*Exercise material*:
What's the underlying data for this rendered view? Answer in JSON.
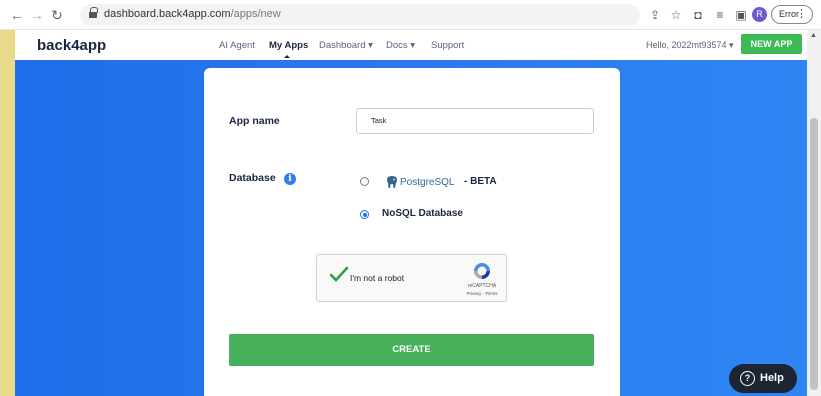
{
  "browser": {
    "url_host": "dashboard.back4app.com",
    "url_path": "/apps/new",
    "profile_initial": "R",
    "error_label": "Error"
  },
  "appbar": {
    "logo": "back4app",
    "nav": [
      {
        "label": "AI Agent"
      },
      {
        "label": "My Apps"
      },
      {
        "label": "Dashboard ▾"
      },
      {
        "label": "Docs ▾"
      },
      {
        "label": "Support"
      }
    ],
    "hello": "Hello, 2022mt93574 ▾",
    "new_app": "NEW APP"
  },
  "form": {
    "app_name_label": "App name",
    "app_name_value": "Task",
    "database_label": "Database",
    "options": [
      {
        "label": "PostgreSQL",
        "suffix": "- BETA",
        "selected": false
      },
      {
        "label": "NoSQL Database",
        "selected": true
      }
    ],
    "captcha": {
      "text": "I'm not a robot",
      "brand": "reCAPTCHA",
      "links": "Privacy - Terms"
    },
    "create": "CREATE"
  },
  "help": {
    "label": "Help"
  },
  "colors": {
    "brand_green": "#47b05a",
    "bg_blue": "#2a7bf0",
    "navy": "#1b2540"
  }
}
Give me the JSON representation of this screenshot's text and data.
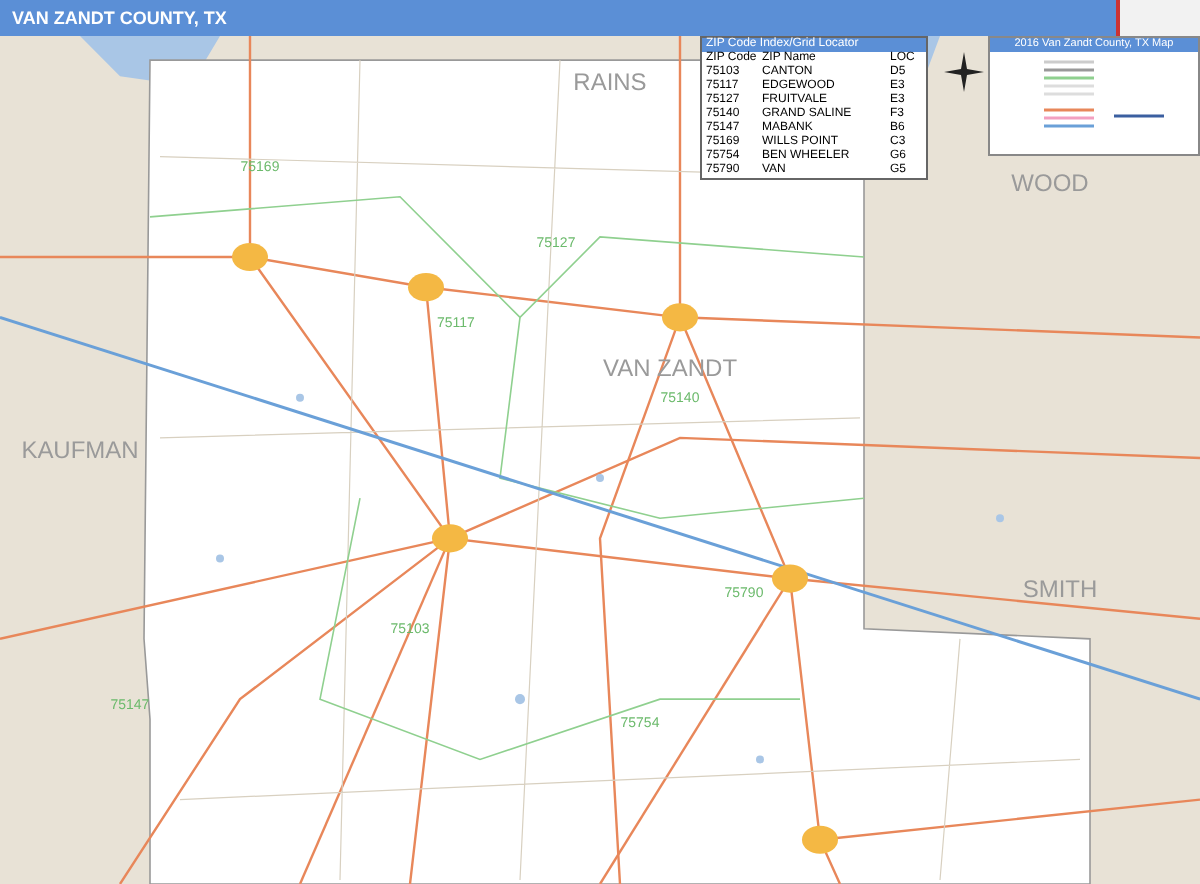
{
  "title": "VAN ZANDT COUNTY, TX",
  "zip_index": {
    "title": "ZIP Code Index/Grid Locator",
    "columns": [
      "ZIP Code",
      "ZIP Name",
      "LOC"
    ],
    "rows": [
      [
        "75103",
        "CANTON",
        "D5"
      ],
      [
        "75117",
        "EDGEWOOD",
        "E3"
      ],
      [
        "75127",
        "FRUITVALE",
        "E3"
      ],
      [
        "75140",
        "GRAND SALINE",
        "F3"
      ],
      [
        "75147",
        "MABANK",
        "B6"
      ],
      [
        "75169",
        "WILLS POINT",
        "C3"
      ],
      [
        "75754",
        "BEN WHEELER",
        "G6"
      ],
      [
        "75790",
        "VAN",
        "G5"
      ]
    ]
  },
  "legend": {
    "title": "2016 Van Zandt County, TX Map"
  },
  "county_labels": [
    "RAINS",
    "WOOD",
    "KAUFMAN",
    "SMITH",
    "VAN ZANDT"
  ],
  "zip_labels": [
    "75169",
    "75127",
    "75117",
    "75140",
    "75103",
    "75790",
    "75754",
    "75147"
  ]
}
---
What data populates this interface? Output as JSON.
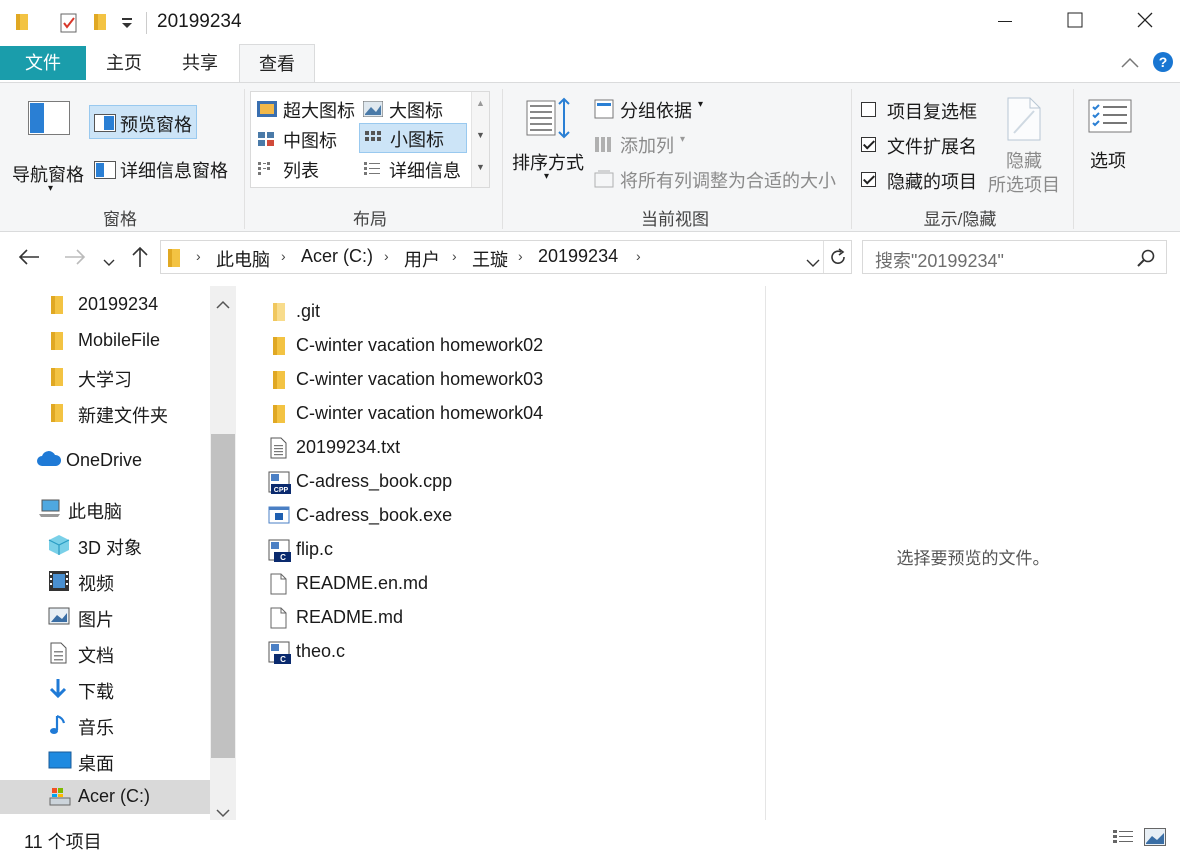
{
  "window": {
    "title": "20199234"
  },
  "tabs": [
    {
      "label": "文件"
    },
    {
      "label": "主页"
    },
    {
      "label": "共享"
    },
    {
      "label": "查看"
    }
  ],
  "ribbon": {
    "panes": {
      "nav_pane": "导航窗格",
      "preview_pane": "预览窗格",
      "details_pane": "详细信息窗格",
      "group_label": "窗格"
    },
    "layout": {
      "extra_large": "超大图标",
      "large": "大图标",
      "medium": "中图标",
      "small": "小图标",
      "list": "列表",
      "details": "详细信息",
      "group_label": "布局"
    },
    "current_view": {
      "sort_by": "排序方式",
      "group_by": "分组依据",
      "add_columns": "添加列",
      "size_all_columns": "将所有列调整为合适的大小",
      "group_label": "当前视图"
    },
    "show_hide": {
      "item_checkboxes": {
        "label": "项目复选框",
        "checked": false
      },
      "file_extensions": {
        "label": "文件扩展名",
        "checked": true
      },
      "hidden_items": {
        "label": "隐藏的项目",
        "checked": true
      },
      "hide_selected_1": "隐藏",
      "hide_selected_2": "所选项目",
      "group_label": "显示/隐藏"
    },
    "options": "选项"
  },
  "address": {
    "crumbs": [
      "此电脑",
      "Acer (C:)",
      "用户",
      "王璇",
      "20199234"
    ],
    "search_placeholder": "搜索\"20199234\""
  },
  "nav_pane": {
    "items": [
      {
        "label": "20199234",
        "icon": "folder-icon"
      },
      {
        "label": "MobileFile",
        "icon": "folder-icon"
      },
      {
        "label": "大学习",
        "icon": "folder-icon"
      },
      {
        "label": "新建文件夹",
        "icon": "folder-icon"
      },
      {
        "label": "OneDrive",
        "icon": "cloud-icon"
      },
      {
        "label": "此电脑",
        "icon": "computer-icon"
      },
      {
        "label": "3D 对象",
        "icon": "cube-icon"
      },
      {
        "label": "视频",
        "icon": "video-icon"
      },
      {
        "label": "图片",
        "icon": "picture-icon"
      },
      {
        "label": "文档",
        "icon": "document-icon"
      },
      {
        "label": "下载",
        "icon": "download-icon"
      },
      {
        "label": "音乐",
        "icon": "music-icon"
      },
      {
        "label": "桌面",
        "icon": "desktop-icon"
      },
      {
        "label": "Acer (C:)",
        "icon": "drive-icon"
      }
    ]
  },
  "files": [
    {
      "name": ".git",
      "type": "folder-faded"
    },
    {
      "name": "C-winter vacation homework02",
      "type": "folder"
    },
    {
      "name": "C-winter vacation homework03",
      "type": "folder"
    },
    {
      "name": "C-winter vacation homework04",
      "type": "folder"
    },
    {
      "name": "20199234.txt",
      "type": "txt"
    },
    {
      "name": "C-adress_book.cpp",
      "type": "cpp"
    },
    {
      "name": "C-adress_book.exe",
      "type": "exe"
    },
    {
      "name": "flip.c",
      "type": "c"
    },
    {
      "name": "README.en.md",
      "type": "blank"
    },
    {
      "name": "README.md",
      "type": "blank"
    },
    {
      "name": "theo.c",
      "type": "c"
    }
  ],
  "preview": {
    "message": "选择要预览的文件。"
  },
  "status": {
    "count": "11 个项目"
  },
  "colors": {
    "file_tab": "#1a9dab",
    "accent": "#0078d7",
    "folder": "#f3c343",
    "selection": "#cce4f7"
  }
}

*Exercise prompt*: From the listing above, pick out every line containing "text".

*Output for this task*:
      "text": "I'm not a robot",
Give me the JSON representation of this screenshot's text and data.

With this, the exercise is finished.